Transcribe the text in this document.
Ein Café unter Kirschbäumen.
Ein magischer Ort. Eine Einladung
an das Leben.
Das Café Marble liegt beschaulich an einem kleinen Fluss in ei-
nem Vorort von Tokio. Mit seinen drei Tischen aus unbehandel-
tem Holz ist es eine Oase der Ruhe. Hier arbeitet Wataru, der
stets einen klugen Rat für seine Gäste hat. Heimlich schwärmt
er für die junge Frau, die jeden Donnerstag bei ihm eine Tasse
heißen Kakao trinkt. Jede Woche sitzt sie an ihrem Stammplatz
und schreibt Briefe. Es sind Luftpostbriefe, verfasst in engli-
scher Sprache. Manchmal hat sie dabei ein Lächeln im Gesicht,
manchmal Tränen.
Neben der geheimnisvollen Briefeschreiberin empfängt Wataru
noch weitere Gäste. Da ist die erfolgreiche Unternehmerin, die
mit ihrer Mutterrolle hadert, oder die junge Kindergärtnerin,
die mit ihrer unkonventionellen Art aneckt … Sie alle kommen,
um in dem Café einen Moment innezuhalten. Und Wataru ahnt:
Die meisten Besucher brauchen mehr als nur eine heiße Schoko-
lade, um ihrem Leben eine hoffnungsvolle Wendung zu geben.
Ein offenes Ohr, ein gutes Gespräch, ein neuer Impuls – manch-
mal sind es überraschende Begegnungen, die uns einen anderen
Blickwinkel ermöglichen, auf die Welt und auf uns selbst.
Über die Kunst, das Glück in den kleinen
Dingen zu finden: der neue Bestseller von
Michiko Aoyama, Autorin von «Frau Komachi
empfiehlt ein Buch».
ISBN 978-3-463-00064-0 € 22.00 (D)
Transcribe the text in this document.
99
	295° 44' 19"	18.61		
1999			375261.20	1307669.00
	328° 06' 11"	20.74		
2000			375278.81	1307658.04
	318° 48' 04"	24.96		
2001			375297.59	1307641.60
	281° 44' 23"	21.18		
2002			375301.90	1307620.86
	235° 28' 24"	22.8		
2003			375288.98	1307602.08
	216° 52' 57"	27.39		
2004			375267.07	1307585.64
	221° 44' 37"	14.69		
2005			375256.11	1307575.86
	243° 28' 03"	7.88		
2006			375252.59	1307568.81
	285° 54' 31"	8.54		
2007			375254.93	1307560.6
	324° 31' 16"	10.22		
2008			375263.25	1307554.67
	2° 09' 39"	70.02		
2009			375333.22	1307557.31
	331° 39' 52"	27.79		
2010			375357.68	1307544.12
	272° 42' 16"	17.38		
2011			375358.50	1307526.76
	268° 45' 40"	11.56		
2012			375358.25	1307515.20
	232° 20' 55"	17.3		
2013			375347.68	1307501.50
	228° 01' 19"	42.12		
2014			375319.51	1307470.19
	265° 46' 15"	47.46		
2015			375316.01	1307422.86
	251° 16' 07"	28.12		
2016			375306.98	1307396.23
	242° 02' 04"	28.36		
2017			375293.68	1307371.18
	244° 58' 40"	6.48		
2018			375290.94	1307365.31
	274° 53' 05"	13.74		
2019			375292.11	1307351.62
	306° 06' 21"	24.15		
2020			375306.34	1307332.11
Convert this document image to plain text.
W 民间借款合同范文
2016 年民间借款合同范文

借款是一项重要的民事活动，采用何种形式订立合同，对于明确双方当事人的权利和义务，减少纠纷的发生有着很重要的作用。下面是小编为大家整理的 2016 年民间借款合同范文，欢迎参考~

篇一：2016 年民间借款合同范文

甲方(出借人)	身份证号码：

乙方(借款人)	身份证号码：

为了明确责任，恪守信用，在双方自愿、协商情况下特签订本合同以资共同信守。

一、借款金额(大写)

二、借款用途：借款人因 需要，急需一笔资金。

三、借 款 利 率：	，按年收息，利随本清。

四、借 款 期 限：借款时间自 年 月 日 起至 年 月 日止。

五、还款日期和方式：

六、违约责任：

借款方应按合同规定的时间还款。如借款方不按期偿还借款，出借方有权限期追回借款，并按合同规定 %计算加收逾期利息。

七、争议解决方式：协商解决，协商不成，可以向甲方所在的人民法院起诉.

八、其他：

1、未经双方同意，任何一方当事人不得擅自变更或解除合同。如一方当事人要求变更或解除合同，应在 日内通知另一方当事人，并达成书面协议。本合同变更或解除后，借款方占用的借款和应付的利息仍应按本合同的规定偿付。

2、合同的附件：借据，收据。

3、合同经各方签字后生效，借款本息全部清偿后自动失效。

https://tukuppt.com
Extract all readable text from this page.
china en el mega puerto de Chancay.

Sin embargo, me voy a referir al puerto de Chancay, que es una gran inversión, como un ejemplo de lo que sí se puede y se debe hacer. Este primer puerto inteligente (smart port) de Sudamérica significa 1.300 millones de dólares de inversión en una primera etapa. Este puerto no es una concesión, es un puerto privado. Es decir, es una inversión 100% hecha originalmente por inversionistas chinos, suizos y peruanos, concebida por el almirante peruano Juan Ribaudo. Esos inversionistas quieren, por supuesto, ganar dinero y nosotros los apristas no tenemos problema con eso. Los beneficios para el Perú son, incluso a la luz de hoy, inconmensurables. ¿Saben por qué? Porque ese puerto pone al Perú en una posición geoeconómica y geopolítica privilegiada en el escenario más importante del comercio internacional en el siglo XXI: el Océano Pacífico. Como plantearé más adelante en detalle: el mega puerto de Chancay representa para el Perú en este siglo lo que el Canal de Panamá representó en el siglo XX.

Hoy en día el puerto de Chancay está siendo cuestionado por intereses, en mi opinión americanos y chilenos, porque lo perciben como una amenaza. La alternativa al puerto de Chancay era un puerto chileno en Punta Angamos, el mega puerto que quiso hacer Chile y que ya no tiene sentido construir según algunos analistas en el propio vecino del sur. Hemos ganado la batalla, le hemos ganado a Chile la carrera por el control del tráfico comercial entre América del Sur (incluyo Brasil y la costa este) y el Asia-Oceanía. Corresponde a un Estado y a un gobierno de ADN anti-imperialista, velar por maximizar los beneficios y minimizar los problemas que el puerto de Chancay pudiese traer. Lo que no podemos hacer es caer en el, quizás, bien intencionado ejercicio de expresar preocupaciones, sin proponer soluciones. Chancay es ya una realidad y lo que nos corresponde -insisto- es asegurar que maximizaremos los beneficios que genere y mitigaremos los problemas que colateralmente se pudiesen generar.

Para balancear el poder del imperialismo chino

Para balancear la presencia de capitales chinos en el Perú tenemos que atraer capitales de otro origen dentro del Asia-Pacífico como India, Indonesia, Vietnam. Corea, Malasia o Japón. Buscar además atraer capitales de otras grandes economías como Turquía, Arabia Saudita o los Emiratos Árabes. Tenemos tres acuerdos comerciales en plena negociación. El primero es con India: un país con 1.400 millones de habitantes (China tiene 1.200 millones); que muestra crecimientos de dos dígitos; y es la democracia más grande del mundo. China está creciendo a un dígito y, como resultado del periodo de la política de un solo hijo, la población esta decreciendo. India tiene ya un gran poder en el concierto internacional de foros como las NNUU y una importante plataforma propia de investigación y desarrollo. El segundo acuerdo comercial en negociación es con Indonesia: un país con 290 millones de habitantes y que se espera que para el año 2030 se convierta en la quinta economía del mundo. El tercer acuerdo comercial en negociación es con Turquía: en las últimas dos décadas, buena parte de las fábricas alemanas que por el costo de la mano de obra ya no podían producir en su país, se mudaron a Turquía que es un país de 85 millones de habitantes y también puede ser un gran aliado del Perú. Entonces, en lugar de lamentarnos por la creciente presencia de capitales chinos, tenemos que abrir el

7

# # # # #

• TASK BRIEF: From the records above, pick out and copy each line holding the word "年民间借款合同范文".

• REPLY:
2016 年民间借款合同范文
借款是一项重要的民事活动，采用何种形式订立合同，对于明确双方当事人的权利和义务，减少纠纷的发生有着很重要的作用。下面是小编为大家整理的 2016 年民间借款合同范文，欢迎参考~
篇一：2016 年民间借款合同范文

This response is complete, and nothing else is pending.